◆ Data:
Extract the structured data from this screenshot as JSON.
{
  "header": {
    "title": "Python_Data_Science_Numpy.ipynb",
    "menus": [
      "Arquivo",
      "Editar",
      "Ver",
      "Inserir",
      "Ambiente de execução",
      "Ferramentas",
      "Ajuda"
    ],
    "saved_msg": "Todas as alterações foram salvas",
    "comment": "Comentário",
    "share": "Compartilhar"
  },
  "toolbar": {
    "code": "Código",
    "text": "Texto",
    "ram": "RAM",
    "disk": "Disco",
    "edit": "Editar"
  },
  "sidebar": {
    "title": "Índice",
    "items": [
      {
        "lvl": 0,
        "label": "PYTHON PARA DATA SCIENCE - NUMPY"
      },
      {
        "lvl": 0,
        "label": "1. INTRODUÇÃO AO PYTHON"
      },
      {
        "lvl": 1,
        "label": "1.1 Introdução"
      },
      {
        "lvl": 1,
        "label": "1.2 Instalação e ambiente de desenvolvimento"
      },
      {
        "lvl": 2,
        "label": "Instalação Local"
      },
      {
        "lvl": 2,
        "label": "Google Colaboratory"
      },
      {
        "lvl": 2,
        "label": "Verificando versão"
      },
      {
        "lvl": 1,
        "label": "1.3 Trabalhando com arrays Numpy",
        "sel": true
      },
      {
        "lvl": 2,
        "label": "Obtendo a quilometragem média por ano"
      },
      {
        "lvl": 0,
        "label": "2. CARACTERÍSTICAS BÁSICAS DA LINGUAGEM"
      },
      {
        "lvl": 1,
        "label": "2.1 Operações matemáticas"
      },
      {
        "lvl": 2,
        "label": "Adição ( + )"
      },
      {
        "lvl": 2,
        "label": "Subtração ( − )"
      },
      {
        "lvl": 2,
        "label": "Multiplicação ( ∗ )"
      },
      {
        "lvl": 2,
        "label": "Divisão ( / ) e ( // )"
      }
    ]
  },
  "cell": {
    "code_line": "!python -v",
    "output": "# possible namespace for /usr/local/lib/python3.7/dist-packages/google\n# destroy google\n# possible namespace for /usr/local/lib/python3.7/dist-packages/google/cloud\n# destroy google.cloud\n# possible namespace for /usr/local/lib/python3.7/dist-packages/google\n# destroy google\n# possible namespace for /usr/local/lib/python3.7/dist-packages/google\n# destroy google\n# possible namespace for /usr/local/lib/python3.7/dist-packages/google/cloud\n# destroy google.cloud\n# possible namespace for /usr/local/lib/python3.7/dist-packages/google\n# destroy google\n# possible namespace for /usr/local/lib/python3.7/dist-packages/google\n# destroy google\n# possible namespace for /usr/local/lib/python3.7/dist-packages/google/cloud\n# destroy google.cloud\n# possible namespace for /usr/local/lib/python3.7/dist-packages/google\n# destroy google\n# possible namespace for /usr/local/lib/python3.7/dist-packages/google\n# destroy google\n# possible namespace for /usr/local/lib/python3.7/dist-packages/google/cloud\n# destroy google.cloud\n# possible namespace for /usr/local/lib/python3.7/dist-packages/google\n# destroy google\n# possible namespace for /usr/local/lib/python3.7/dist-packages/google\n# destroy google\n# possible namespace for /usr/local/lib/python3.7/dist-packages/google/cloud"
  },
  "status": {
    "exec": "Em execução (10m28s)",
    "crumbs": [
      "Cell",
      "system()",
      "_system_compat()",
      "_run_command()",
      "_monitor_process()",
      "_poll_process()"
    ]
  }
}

◆ Task instructions:
In the listing above, locate each line with "title" and copy it.

◆ Final result:
    "title": "Python_Data_Science_Numpy.ipynb",
    "title": "Índice",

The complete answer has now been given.